__WHAT THE EXERCISE ASKS__: Tally every line of the listing below that holds "threw", then give the tally alone.

BEGIN RECORDS FOR THE EXERCISE

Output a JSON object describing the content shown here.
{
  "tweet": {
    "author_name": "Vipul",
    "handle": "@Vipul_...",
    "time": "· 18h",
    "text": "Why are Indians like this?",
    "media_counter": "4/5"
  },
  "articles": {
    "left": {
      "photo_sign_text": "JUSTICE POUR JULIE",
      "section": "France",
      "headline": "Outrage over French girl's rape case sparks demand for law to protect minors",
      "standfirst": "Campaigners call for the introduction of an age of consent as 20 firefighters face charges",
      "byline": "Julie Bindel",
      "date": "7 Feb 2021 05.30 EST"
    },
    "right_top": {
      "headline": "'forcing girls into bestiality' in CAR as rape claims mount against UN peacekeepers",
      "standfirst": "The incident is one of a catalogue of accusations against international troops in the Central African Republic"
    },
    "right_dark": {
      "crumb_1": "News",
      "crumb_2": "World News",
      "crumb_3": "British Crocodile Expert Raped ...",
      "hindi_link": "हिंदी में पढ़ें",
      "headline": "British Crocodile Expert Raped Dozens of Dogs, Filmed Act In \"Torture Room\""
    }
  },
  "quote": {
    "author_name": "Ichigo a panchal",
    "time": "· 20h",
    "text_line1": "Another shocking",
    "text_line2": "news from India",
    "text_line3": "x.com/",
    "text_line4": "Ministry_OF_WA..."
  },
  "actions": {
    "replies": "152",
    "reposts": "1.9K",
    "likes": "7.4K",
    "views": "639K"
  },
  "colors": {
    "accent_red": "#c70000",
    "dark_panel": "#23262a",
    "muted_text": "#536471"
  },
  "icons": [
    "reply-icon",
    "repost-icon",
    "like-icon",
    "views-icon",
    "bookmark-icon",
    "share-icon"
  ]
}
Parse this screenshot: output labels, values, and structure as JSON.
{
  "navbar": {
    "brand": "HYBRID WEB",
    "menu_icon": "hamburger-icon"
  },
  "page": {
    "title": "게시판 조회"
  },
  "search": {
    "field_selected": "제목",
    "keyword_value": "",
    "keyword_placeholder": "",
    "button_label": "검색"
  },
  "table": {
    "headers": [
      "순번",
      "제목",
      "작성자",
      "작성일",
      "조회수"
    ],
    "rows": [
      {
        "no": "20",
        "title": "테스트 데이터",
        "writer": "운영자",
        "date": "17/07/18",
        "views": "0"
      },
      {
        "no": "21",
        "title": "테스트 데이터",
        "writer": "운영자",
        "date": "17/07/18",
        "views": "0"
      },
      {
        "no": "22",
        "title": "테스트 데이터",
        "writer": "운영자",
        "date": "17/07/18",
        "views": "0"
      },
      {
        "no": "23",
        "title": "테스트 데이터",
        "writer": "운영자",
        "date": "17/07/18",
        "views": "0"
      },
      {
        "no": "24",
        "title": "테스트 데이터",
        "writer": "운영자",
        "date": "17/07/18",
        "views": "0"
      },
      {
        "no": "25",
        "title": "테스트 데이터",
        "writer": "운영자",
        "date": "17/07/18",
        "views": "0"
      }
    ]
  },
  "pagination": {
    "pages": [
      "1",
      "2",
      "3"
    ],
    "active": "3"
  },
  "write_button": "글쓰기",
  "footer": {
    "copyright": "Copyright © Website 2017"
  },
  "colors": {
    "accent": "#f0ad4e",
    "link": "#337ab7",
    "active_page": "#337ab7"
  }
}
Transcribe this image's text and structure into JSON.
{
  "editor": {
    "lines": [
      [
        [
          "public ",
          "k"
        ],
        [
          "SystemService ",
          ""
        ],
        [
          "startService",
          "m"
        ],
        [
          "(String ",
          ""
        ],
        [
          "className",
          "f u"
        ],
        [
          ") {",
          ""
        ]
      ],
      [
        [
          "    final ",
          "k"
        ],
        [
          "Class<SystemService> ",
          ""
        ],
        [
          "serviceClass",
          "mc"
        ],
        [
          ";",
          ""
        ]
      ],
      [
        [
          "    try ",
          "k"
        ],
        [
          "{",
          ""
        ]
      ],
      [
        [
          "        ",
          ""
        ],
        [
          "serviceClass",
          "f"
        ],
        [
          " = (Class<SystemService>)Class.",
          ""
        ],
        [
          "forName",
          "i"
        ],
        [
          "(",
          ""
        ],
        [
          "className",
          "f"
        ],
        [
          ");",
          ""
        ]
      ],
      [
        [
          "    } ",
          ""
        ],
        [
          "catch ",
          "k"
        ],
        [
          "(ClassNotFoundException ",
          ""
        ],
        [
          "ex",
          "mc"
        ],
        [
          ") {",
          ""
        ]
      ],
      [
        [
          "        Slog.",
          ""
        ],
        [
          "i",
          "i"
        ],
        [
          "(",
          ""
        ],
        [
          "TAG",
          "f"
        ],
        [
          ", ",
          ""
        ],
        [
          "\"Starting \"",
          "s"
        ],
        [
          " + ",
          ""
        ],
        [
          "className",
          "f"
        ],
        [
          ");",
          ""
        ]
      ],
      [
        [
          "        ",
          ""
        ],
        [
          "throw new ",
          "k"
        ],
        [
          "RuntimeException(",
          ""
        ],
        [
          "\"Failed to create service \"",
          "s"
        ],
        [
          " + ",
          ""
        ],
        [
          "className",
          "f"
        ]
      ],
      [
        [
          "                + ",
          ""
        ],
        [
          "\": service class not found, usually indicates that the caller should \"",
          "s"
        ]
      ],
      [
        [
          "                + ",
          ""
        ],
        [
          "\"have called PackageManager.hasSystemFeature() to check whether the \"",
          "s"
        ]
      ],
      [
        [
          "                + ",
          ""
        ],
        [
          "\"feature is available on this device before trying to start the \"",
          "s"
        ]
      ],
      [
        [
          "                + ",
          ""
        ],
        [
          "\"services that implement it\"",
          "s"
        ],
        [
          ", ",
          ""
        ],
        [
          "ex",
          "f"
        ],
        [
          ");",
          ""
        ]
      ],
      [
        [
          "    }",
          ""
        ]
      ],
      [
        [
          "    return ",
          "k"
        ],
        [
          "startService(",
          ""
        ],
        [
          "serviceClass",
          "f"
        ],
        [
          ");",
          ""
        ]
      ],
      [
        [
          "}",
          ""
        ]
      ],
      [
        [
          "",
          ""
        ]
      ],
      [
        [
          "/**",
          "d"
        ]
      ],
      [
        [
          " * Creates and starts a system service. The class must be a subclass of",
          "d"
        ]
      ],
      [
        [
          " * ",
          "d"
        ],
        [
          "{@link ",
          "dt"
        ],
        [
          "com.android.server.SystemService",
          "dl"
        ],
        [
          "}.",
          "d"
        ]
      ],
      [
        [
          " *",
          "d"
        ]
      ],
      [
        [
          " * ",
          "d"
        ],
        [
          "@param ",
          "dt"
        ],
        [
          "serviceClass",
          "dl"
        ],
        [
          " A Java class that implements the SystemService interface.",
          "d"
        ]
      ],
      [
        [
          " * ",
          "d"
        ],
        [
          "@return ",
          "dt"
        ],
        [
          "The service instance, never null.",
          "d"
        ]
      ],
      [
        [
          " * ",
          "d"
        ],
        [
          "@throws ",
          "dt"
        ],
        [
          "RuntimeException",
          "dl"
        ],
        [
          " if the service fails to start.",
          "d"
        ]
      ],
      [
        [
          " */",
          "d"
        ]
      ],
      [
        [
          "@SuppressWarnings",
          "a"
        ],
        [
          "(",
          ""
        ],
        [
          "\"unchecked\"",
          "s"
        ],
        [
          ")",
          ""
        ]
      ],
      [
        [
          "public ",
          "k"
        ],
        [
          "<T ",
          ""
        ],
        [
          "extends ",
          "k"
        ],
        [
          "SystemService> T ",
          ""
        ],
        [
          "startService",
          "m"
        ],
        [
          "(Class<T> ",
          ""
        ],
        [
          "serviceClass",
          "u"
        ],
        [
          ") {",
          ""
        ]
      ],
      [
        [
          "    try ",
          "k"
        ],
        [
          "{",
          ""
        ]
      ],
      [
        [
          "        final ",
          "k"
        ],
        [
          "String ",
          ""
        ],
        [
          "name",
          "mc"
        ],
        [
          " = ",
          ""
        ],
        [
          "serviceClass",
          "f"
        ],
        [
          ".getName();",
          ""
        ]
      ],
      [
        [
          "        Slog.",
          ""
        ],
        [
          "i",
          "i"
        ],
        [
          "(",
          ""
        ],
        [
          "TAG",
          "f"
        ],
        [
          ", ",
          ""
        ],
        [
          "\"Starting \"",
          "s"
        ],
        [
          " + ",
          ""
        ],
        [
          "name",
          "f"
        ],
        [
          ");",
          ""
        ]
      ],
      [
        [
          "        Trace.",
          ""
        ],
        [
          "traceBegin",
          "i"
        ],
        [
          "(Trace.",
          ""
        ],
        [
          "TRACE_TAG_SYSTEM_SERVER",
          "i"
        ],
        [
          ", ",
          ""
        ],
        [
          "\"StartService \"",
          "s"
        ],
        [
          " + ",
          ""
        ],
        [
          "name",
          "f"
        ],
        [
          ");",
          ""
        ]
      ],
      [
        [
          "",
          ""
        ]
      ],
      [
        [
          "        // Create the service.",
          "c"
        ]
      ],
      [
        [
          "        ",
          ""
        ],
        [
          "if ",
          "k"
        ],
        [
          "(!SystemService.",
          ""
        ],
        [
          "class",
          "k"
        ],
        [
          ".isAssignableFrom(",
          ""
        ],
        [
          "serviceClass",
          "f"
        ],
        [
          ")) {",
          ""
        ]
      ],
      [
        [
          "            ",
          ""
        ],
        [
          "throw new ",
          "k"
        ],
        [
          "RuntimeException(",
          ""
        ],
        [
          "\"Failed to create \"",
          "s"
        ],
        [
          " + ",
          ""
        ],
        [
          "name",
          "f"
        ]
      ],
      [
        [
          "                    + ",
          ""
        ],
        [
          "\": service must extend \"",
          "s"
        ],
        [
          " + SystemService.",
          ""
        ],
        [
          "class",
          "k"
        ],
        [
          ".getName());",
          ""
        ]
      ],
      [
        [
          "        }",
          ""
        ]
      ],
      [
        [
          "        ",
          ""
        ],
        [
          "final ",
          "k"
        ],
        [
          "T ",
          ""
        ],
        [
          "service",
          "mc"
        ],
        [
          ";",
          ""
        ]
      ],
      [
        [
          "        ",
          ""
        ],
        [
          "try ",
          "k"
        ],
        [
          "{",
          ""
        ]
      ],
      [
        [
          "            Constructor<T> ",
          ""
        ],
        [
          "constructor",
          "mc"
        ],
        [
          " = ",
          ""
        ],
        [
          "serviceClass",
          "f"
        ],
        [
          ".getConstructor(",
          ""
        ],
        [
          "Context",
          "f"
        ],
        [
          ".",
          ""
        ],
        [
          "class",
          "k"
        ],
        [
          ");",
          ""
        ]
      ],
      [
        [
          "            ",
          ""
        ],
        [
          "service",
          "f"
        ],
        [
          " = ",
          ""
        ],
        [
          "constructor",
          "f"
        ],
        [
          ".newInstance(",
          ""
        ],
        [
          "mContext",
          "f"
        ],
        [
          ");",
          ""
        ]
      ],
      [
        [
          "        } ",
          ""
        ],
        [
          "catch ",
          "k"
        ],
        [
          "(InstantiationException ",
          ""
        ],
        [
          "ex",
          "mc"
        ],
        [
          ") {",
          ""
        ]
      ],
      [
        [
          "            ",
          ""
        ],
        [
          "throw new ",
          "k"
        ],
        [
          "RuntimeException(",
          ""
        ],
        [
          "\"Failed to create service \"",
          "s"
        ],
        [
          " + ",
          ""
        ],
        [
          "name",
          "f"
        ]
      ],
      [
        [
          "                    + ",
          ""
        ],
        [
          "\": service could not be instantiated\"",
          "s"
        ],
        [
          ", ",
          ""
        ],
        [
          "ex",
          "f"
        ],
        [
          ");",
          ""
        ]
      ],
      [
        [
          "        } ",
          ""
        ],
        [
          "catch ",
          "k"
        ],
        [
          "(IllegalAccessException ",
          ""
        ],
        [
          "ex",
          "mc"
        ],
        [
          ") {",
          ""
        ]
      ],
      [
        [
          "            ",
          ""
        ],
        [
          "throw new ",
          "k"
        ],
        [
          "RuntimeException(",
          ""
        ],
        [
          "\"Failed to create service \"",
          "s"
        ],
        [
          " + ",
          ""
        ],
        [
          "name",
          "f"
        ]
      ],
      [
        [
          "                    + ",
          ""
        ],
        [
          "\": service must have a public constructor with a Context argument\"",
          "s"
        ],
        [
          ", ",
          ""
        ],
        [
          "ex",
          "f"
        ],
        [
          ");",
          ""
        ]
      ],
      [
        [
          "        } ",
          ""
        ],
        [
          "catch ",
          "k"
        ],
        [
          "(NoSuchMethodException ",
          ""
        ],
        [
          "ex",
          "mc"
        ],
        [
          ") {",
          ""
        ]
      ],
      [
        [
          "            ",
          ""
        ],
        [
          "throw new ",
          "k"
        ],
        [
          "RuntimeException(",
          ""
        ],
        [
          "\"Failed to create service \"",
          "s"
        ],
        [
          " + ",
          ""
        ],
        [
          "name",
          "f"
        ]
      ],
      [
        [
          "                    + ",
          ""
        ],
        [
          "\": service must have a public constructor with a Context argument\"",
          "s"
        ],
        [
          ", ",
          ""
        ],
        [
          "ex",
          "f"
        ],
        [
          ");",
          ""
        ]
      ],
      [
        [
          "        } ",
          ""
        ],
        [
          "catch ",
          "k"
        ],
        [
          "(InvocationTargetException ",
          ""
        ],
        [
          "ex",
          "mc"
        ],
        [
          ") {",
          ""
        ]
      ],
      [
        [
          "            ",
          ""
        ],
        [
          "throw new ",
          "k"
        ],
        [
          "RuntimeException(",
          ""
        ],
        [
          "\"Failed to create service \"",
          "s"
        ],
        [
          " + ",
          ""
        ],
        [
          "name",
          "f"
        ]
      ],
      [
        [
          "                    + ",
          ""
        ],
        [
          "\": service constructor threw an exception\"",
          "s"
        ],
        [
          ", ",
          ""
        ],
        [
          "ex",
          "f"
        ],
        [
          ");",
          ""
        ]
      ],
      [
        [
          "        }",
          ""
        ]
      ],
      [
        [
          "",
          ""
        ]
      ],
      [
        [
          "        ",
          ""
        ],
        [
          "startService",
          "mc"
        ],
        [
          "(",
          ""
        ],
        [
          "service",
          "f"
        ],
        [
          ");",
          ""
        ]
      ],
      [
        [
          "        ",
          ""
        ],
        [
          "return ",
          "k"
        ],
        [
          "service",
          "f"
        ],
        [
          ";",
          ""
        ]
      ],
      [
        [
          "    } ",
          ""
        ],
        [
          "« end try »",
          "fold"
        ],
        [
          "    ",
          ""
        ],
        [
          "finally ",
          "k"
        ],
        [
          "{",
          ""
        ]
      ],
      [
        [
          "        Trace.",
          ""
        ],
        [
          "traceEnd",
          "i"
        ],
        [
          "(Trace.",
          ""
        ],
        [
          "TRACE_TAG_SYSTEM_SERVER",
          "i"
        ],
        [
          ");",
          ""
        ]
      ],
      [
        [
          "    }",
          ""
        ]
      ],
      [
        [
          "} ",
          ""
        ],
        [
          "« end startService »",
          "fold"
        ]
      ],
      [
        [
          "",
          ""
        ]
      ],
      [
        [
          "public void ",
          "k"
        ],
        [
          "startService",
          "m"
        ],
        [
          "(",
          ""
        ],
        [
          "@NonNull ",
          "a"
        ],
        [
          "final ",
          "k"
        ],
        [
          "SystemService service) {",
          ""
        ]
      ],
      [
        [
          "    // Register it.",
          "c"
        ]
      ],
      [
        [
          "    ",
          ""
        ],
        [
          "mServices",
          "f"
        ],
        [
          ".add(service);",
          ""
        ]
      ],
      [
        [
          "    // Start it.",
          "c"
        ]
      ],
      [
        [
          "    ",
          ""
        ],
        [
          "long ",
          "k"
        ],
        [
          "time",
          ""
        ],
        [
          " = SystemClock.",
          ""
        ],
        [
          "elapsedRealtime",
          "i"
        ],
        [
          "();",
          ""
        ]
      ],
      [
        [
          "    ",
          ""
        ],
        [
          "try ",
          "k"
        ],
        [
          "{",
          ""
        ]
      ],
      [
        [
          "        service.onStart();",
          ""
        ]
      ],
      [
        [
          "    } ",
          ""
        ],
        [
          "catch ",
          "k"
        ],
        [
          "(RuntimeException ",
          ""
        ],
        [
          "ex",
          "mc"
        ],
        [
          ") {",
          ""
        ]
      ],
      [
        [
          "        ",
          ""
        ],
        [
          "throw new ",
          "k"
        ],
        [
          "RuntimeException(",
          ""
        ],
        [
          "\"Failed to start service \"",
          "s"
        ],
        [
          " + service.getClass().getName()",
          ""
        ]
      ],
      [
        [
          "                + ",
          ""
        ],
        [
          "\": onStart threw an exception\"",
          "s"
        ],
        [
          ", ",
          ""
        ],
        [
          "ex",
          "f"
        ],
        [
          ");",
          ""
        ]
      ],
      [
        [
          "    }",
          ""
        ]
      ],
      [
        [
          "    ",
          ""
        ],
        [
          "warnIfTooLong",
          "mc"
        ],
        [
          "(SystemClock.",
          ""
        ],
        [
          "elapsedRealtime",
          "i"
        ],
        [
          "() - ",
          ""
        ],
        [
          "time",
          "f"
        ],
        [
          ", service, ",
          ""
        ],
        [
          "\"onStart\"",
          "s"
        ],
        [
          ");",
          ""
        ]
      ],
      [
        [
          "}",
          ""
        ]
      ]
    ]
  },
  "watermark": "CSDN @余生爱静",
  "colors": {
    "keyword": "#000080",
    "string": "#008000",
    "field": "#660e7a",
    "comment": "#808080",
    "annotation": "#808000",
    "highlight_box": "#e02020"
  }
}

END RECORDS FOR THE EXERCISE

__ANSWER TO THE TASK__: 2